• WORK INSTRUCTIONS: Lines before the one containing "What text is on this page?" are excluded; print that line and every line after it through the end of the material below, exactly.

[Saved data entries]
****************************************
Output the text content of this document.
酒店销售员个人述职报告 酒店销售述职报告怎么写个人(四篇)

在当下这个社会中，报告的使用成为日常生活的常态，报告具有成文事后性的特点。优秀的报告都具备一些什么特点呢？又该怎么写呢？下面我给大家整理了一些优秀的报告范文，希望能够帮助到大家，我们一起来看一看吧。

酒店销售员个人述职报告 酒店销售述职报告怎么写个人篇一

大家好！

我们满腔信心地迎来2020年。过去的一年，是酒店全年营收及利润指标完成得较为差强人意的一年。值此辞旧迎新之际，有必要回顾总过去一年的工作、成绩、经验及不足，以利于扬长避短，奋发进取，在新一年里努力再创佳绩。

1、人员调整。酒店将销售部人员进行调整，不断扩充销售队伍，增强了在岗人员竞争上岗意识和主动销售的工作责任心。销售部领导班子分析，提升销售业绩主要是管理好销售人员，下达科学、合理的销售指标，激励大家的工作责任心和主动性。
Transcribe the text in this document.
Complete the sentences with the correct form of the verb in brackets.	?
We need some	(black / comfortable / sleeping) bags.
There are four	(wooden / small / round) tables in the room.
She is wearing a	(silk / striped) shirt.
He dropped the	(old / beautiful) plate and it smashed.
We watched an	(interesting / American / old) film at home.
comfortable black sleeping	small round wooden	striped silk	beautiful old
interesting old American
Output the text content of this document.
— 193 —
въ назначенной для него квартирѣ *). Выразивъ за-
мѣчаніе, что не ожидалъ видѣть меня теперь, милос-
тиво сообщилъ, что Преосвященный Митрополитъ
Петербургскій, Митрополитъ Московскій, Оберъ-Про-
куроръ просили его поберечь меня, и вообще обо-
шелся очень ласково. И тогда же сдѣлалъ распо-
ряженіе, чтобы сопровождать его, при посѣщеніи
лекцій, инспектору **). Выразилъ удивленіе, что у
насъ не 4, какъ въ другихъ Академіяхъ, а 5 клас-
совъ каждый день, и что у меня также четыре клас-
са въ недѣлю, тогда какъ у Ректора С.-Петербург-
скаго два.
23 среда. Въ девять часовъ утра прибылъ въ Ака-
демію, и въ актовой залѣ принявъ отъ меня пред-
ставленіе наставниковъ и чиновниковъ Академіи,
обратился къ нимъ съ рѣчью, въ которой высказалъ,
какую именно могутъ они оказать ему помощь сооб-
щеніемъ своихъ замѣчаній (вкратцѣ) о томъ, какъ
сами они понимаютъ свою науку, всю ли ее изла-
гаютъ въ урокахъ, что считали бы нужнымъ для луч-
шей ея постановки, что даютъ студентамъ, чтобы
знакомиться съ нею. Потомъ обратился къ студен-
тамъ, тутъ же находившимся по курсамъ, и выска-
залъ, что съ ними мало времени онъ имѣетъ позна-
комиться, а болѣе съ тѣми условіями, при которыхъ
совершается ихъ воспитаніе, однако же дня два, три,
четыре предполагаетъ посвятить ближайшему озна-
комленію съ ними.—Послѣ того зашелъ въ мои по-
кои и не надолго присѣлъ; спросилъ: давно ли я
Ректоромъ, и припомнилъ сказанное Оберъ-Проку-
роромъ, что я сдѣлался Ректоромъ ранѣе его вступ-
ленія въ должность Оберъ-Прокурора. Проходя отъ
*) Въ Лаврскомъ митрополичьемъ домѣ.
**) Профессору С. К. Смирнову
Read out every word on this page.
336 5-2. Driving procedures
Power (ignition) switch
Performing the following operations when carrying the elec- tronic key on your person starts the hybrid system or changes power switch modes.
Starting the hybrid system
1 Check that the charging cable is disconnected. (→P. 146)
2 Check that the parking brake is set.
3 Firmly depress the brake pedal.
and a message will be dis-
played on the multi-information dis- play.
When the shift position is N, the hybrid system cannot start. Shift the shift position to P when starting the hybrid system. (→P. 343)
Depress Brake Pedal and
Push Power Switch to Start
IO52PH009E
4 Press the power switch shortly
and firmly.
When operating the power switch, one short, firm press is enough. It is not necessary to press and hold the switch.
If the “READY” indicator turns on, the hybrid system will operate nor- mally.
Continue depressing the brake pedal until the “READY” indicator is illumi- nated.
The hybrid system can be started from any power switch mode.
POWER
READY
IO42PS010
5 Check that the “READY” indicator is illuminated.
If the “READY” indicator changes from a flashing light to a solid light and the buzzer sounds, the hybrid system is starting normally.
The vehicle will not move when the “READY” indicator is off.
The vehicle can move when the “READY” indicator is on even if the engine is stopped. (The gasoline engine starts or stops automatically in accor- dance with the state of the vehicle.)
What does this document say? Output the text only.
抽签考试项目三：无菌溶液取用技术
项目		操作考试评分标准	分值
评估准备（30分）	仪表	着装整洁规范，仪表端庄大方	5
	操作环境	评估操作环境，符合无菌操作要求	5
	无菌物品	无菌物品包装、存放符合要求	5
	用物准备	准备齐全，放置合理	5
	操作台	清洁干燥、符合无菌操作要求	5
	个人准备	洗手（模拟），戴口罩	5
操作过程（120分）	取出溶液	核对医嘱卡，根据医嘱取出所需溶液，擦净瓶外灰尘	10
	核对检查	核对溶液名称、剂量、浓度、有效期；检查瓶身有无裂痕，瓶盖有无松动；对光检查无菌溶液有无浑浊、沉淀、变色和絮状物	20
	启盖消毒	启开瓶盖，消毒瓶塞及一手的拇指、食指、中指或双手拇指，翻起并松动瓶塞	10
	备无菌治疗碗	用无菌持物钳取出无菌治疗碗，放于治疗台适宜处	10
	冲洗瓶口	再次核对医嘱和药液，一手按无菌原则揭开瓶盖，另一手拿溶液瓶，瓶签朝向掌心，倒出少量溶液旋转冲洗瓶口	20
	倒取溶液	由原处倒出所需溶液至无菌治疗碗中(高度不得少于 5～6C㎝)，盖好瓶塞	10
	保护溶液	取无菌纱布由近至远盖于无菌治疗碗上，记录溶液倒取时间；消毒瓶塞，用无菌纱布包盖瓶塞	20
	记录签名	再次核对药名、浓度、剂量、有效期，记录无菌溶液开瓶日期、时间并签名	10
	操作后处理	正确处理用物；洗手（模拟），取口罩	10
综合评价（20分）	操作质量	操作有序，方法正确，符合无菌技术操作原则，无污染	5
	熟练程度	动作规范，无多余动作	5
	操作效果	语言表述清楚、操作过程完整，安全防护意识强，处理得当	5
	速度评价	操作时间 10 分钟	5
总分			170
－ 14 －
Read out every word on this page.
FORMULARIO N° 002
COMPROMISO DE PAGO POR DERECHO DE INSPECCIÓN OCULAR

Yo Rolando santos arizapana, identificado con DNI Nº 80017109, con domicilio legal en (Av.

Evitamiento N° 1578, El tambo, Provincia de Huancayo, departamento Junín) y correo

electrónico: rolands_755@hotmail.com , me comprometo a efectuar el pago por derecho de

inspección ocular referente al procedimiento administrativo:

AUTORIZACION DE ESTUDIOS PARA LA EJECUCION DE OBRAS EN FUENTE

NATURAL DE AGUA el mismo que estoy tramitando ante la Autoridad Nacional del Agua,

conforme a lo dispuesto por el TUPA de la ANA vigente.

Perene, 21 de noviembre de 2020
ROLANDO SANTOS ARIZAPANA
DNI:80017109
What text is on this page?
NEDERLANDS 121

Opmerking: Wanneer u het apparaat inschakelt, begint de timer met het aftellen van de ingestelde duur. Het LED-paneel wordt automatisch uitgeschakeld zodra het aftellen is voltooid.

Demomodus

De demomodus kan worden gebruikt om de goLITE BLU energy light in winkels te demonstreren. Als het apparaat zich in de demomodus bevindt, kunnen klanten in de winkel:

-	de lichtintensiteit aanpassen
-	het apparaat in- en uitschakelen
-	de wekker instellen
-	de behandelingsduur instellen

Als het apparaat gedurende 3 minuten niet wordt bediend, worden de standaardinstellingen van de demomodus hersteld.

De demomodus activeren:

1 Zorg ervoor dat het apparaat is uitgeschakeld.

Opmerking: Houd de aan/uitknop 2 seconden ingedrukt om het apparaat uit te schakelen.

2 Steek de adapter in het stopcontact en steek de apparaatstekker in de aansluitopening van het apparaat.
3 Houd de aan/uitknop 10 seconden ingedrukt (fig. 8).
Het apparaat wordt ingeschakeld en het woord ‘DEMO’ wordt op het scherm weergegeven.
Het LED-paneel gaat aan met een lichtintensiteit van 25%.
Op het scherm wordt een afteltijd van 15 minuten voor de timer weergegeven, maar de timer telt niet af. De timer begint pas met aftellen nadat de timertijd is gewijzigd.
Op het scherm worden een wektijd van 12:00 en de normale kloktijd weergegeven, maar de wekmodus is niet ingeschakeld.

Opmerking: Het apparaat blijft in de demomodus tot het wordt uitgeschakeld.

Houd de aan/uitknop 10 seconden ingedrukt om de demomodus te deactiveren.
****************************************
• FINAL RESULT:
What text is on this page?
NEDERLANDS 121

Opmerking: Wanneer u het apparaat inschakelt, begint de timer met het aftellen van de ingestelde duur. Het LED-paneel wordt automatisch uitgeschakeld zodra het aftellen is voltooid.

Demomodus

De demomodus kan worden gebruikt om de goLITE BLU energy light in winkels te demonstreren. Als het apparaat zich in de demomodus bevindt, kunnen klanten in de winkel:

-	de lichtintensiteit aanpassen
-	het apparaat in- en uitschakelen
-	de wekker instellen
-	de behandelingsduur instellen

Als het apparaat gedurende 3 minuten niet wordt bediend, worden de standaardinstellingen van de demomodus hersteld.

De demomodus activeren:

1 Zorg ervoor dat het apparaat is uitgeschakeld.

Opmerking: Houd de aan/uitknop 2 seconden ingedrukt om het apparaat uit te schakelen.

2 Steek de adapter in het stopcontact en steek de apparaatstekker in de aansluitopening van het apparaat.
3 Houd de aan/uitknop 10 seconden ingedrukt (fig. 8).
Het apparaat wordt ingeschakeld en het woord ‘DEMO’ wordt op het scherm weergegeven.
Het LED-paneel gaat aan met een lichtintensiteit van 25%.
Op het scherm wordt een afteltijd van 15 minuten voor de timer weergegeven, maar de timer telt niet af. De timer begint pas met aftellen nadat de timertijd is gewijzigd.
Op het scherm worden een wektijd van 12:00 en de normale kloktijd weergegeven, maar de wekmodus is niet ingeschakeld.

Opmerking: Het apparaat blijft in de demomodus tot het wordt uitgeschakeld.

Houd de aan/uitknop 10 seconden ingedrukt om de demomodus te deactiveren.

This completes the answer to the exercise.